** Begin RAW RECORDS **

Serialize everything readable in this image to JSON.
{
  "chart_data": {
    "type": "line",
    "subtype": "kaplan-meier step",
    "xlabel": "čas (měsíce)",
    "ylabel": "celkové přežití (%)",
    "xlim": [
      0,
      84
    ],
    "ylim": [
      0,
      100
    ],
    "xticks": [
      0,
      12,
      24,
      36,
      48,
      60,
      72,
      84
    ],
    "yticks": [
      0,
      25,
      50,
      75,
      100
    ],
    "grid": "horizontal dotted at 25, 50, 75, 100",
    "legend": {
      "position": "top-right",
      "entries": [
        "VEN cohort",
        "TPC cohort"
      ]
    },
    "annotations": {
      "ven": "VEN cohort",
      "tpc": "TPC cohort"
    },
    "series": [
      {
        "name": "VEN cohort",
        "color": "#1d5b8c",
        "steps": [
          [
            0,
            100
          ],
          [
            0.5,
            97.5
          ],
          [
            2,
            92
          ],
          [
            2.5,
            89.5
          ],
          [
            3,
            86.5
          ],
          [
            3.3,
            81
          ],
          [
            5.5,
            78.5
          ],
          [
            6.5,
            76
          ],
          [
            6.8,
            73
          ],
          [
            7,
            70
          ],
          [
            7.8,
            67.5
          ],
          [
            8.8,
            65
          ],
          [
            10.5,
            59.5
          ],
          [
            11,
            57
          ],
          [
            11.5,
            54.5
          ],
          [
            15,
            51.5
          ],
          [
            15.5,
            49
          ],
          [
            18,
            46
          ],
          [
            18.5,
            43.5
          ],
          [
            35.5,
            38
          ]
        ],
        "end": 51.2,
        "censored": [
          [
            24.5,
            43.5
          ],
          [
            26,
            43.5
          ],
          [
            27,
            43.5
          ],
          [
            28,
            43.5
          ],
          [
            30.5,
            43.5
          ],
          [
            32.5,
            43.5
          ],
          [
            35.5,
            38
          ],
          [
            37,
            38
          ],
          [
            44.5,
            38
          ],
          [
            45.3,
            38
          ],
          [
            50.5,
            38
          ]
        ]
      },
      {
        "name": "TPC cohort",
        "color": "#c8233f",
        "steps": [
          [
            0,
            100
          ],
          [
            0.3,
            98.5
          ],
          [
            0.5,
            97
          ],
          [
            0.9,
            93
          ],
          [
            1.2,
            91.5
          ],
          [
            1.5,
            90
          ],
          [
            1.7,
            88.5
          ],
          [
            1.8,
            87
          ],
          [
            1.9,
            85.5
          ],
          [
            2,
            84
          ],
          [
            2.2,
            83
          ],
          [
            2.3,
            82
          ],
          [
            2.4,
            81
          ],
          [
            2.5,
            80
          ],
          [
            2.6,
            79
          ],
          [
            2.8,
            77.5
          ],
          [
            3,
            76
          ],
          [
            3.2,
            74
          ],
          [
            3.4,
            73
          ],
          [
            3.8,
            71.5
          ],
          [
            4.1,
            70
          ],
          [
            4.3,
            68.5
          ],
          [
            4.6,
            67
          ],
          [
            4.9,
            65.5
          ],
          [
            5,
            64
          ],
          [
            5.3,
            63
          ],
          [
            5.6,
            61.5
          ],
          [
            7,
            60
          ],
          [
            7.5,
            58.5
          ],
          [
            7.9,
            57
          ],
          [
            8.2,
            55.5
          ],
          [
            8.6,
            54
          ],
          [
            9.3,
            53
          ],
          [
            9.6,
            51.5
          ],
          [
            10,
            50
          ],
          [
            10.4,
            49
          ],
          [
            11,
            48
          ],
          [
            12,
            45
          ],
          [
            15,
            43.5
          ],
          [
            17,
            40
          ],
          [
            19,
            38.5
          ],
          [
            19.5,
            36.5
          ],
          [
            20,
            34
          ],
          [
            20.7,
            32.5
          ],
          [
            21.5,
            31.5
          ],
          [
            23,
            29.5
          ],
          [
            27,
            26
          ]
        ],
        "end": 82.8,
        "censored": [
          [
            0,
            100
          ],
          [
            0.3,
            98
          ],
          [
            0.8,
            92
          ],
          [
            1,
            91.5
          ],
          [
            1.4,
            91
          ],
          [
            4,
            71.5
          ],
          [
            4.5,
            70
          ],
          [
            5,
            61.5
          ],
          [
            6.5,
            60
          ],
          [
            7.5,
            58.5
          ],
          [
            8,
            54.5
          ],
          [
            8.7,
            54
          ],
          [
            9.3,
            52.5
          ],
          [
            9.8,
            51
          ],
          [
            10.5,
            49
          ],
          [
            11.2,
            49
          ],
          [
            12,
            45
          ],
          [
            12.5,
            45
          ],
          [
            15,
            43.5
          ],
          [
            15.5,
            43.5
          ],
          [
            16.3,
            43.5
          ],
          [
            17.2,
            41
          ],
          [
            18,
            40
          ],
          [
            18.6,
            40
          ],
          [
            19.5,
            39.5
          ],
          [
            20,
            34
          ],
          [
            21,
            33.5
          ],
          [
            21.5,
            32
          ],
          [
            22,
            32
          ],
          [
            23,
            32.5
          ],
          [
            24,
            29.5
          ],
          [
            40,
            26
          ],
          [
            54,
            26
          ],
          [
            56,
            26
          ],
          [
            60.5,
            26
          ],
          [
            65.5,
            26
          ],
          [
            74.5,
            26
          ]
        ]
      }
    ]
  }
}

** End RAW RECORDS **

Nothing may be left out: return each entry exactly as it reads.

▸ **THE OUTPUT**
Serialize everything readable in this image to JSON.
{
  "chart_data": {
    "type": "line",
    "subtype": "kaplan-meier step",
    "xlabel": "čas (měsíce)",
    "ylabel": "celkové přežití (%)",
    "xlim": [
      0,
      84
    ],
    "ylim": [
      0,
      100
    ],
    "xticks": [
      0,
      12,
      24,
      36,
      48,
      60,
      72,
      84
    ],
    "yticks": [
      0,
      25,
      50,
      75,
      100
    ],
    "grid": "horizontal dotted at 25, 50, 75, 100",
    "legend": {
      "position": "top-right",
      "entries": [
        "VEN cohort",
        "TPC cohort"
      ]
    },
    "annotations": {
      "ven": "VEN cohort",
      "tpc": "TPC cohort"
    },
    "series": [
      {
        "name": "VEN cohort",
        "color": "#1d5b8c",
        "steps": [
          [
            0,
            100
          ],
          [
            0.5,
            97.5
          ],
          [
            2,
            92
          ],
          [
            2.5,
            89.5
          ],
          [
            3,
            86.5
          ],
          [
            3.3,
            81
          ],
          [
            5.5,
            78.5
          ],
          [
            6.5,
            76
          ],
          [
            6.8,
            73
          ],
          [
            7,
            70
          ],
          [
            7.8,
            67.5
          ],
          [
            8.8,
            65
          ],
          [
            10.5,
            59.5
          ],
          [
            11,
            57
          ],
          [
            11.5,
            54.5
          ],
          [
            15,
            51.5
          ],
          [
            15.5,
            49
          ],
          [
            18,
            46
          ],
          [
            18.5,
            43.5
          ],
          [
            35.5,
            38
          ]
        ],
        "end": 51.2,
        "censored": [
          [
            24.5,
            43.5
          ],
          [
            26,
            43.5
          ],
          [
            27,
            43.5
          ],
          [
            28,
            43.5
          ],
          [
            30.5,
            43.5
          ],
          [
            32.5,
            43.5
          ],
          [
            35.5,
            38
          ],
          [
            37,
            38
          ],
          [
            44.5,
            38
          ],
          [
            45.3,
            38
          ],
          [
            50.5,
            38
          ]
        ]
      },
      {
        "name": "TPC cohort",
        "color": "#c8233f",
        "steps": [
          [
            0,
            100
          ],
          [
            0.3,
            98.5
          ],
          [
            0.5,
            97
          ],
          [
            0.9,
            93
          ],
          [
            1.2,
            91.5
          ],
          [
            1.5,
            90
          ],
          [
            1.7,
            88.5
          ],
          [
            1.8,
            87
          ],
          [
            1.9,
            85.5
          ],
          [
            2,
            84
          ],
          [
            2.2,
            83
          ],
          [
            2.3,
            82
          ],
          [
            2.4,
            81
          ],
          [
            2.5,
            80
          ],
          [
            2.6,
            79
          ],
          [
            2.8,
            77.5
          ],
          [
            3,
            76
          ],
          [
            3.2,
            74
          ],
          [
            3.4,
            73
          ],
          [
            3.8,
            71.5
          ],
          [
            4.1,
            70
          ],
          [
            4.3,
            68.5
          ],
          [
            4.6,
            67
          ],
          [
            4.9,
            65.5
          ],
          [
            5,
            64
          ],
          [
            5.3,
            63
          ],
          [
            5.6,
            61.5
          ],
          [
            7,
            60
          ],
          [
            7.5,
            58.5
          ],
          [
            7.9,
            57
          ],
          [
            8.2,
            55.5
          ],
          [
            8.6,
            54
          ],
          [
            9.3,
            53
          ],
          [
            9.6,
            51.5
          ],
          [
            10,
            50
          ],
          [
            10.4,
            49
          ],
          [
            11,
            48
          ],
          [
            12,
            45
          ],
          [
            15,
            43.5
          ],
          [
            17,
            40
          ],
          [
            19,
            38.5
          ],
          [
            19.5,
            36.5
          ],
          [
            20,
            34
          ],
          [
            20.7,
            32.5
          ],
          [
            21.5,
            31.5
          ],
          [
            23,
            29.5
          ],
          [
            27,
            26
          ]
        ],
        "end": 82.8,
        "censored": [
          [
            0,
            100
          ],
          [
            0.3,
            98
          ],
          [
            0.8,
            92
          ],
          [
            1,
            91.5
          ],
          [
            1.4,
            91
          ],
          [
            4,
            71.5
          ],
          [
            4.5,
            70
          ],
          [
            5,
            61.5
          ],
          [
            6.5,
            60
          ],
          [
            7.5,
            58.5
          ],
          [
            8,
            54.5
          ],
          [
            8.7,
            54
          ],
          [
            9.3,
            52.5
          ],
          [
            9.8,
            51
          ],
          [
            10.5,
            49
          ],
          [
            11.2,
            49
          ],
          [
            12,
            45
          ],
          [
            12.5,
            45
          ],
          [
            15,
            43.5
          ],
          [
            15.5,
            43.5
          ],
          [
            16.3,
            43.5
          ],
          [
            17.2,
            41
          ],
          [
            18,
            40
          ],
          [
            18.6,
            40
          ],
          [
            19.5,
            39.5
          ],
          [
            20,
            34
          ],
          [
            21,
            33.5
          ],
          [
            21.5,
            32
          ],
          [
            22,
            32
          ],
          [
            23,
            32.5
          ],
          [
            24,
            29.5
          ],
          [
            40,
            26
          ],
          [
            54,
            26
          ],
          [
            56,
            26
          ],
          [
            60.5,
            26
          ],
          [
            65.5,
            26
          ],
          [
            74.5,
            26
          ]
        ]
      }
    ]
  }
}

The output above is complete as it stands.